=== Begin Enclosure ===

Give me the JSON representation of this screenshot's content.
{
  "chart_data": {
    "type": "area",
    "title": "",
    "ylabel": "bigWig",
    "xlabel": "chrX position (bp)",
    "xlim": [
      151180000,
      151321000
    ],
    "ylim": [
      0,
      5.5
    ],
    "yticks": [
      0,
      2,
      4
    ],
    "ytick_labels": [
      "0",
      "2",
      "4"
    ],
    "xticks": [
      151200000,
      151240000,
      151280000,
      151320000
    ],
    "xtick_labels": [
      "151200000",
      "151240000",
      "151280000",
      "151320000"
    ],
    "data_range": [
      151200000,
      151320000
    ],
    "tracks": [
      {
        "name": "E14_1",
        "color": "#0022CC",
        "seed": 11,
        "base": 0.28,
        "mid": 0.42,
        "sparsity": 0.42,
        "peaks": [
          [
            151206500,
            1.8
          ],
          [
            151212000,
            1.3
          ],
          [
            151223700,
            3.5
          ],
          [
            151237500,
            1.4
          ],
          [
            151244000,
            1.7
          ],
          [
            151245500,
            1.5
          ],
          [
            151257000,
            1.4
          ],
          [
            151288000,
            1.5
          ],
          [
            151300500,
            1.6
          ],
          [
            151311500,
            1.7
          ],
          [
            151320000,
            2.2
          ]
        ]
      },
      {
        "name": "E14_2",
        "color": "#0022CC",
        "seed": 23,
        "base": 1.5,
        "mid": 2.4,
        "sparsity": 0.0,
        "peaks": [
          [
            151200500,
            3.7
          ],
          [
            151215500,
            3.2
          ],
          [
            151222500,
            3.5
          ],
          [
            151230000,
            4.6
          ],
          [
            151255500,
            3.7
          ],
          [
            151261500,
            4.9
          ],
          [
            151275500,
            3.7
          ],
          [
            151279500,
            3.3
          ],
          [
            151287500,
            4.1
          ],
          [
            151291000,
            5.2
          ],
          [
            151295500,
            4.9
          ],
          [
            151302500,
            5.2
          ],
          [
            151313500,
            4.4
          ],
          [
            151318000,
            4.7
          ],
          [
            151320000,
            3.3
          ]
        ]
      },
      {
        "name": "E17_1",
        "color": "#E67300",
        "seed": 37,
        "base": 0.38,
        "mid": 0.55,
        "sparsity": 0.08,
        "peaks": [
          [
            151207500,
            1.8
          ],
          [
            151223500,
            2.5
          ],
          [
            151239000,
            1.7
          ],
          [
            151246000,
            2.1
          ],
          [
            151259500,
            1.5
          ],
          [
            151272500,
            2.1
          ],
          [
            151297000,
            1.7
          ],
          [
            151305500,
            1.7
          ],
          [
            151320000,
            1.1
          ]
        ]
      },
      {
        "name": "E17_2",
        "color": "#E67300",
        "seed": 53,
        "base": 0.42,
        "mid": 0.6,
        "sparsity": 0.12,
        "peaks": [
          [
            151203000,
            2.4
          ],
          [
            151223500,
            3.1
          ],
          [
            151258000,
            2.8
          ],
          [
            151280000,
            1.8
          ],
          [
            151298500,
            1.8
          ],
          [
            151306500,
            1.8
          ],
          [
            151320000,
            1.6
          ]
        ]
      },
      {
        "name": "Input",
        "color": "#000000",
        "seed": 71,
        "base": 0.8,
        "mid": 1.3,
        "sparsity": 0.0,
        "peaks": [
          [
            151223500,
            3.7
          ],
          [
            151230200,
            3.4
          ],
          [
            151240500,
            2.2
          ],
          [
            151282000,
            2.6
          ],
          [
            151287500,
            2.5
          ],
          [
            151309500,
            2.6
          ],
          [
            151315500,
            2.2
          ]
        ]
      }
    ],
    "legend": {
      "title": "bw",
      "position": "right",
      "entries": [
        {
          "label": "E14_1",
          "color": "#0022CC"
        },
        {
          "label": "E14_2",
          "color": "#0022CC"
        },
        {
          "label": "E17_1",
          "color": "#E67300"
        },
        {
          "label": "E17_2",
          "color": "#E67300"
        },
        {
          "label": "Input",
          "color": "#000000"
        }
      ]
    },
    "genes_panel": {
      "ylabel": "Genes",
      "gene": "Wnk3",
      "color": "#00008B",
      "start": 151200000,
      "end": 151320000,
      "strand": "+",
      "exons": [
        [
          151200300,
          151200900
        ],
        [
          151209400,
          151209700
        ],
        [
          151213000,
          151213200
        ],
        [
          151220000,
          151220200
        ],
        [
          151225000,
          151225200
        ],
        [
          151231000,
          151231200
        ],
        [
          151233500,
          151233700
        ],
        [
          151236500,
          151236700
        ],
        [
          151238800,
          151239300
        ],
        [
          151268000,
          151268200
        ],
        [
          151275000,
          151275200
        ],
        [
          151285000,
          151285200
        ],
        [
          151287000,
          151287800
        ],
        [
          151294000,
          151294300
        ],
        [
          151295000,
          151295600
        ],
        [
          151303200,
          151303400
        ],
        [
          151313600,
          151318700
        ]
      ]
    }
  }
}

=== End Enclosure ===

▶ _Task to carry out_: From top to bottom, return the material above unchanged.

▶ _Response to this exercise_:
Give me the JSON representation of this screenshot's content.
{
  "chart_data": {
    "type": "area",
    "title": "",
    "ylabel": "bigWig",
    "xlabel": "chrX position (bp)",
    "xlim": [
      151180000,
      151321000
    ],
    "ylim": [
      0,
      5.5
    ],
    "yticks": [
      0,
      2,
      4
    ],
    "ytick_labels": [
      "0",
      "2",
      "4"
    ],
    "xticks": [
      151200000,
      151240000,
      151280000,
      151320000
    ],
    "xtick_labels": [
      "151200000",
      "151240000",
      "151280000",
      "151320000"
    ],
    "data_range": [
      151200000,
      151320000
    ],
    "tracks": [
      {
        "name": "E14_1",
        "color": "#0022CC",
        "seed": 11,
        "base": 0.28,
        "mid": 0.42,
        "sparsity": 0.42,
        "peaks": [
          [
            151206500,
            1.8
          ],
          [
            151212000,
            1.3
          ],
          [
            151223700,
            3.5
          ],
          [
            151237500,
            1.4
          ],
          [
            151244000,
            1.7
          ],
          [
            151245500,
            1.5
          ],
          [
            151257000,
            1.4
          ],
          [
            151288000,
            1.5
          ],
          [
            151300500,
            1.6
          ],
          [
            151311500,
            1.7
          ],
          [
            151320000,
            2.2
          ]
        ]
      },
      {
        "name": "E14_2",
        "color": "#0022CC",
        "seed": 23,
        "base": 1.5,
        "mid": 2.4,
        "sparsity": 0.0,
        "peaks": [
          [
            151200500,
            3.7
          ],
          [
            151215500,
            3.2
          ],
          [
            151222500,
            3.5
          ],
          [
            151230000,
            4.6
          ],
          [
            151255500,
            3.7
          ],
          [
            151261500,
            4.9
          ],
          [
            151275500,
            3.7
          ],
          [
            151279500,
            3.3
          ],
          [
            151287500,
            4.1
          ],
          [
            151291000,
            5.2
          ],
          [
            151295500,
            4.9
          ],
          [
            151302500,
            5.2
          ],
          [
            151313500,
            4.4
          ],
          [
            151318000,
            4.7
          ],
          [
            151320000,
            3.3
          ]
        ]
      },
      {
        "name": "E17_1",
        "color": "#E67300",
        "seed": 37,
        "base": 0.38,
        "mid": 0.55,
        "sparsity": 0.08,
        "peaks": [
          [
            151207500,
            1.8
          ],
          [
            151223500,
            2.5
          ],
          [
            151239000,
            1.7
          ],
          [
            151246000,
            2.1
          ],
          [
            151259500,
            1.5
          ],
          [
            151272500,
            2.1
          ],
          [
            151297000,
            1.7
          ],
          [
            151305500,
            1.7
          ],
          [
            151320000,
            1.1
          ]
        ]
      },
      {
        "name": "E17_2",
        "color": "#E67300",
        "seed": 53,
        "base": 0.42,
        "mid": 0.6,
        "sparsity": 0.12,
        "peaks": [
          [
            151203000,
            2.4
          ],
          [
            151223500,
            3.1
          ],
          [
            151258000,
            2.8
          ],
          [
            151280000,
            1.8
          ],
          [
            151298500,
            1.8
          ],
          [
            151306500,
            1.8
          ],
          [
            151320000,
            1.6
          ]
        ]
      },
      {
        "name": "Input",
        "color": "#000000",
        "seed": 71,
        "base": 0.8,
        "mid": 1.3,
        "sparsity": 0.0,
        "peaks": [
          [
            151223500,
            3.7
          ],
          [
            151230200,
            3.4
          ],
          [
            151240500,
            2.2
          ],
          [
            151282000,
            2.6
          ],
          [
            151287500,
            2.5
          ],
          [
            151309500,
            2.6
          ],
          [
            151315500,
            2.2
          ]
        ]
      }
    ],
    "legend": {
      "title": "bw",
      "position": "right",
      "entries": [
        {
          "label": "E14_1",
          "color": "#0022CC"
        },
        {
          "label": "E14_2",
          "color": "#0022CC"
        },
        {
          "label": "E17_1",
          "color": "#E67300"
        },
        {
          "label": "E17_2",
          "color": "#E67300"
        },
        {
          "label": "Input",
          "color": "#000000"
        }
      ]
    },
    "genes_panel": {
      "ylabel": "Genes",
      "gene": "Wnk3",
      "color": "#00008B",
      "start": 151200000,
      "end": 151320000,
      "strand": "+",
      "exons": [
        [
          151200300,
          151200900
        ],
        [
          151209400,
          151209700
        ],
        [
          151213000,
          151213200
        ],
        [
          151220000,
          151220200
        ],
        [
          151225000,
          151225200
        ],
        [
          151231000,
          151231200
        ],
        [
          151233500,
          151233700
        ],
        [
          151236500,
          151236700
        ],
        [
          151238800,
          151239300
        ],
        [
          151268000,
          151268200
        ],
        [
          151275000,
          151275200
        ],
        [
          151285000,
          151285200
        ],
        [
          151287000,
          151287800
        ],
        [
          151294000,
          151294300
        ],
        [
          151295000,
          151295600
        ],
        [
          151303200,
          151303400
        ],
        [
          151313600,
          151318700
        ]
      ]
    }
  }
}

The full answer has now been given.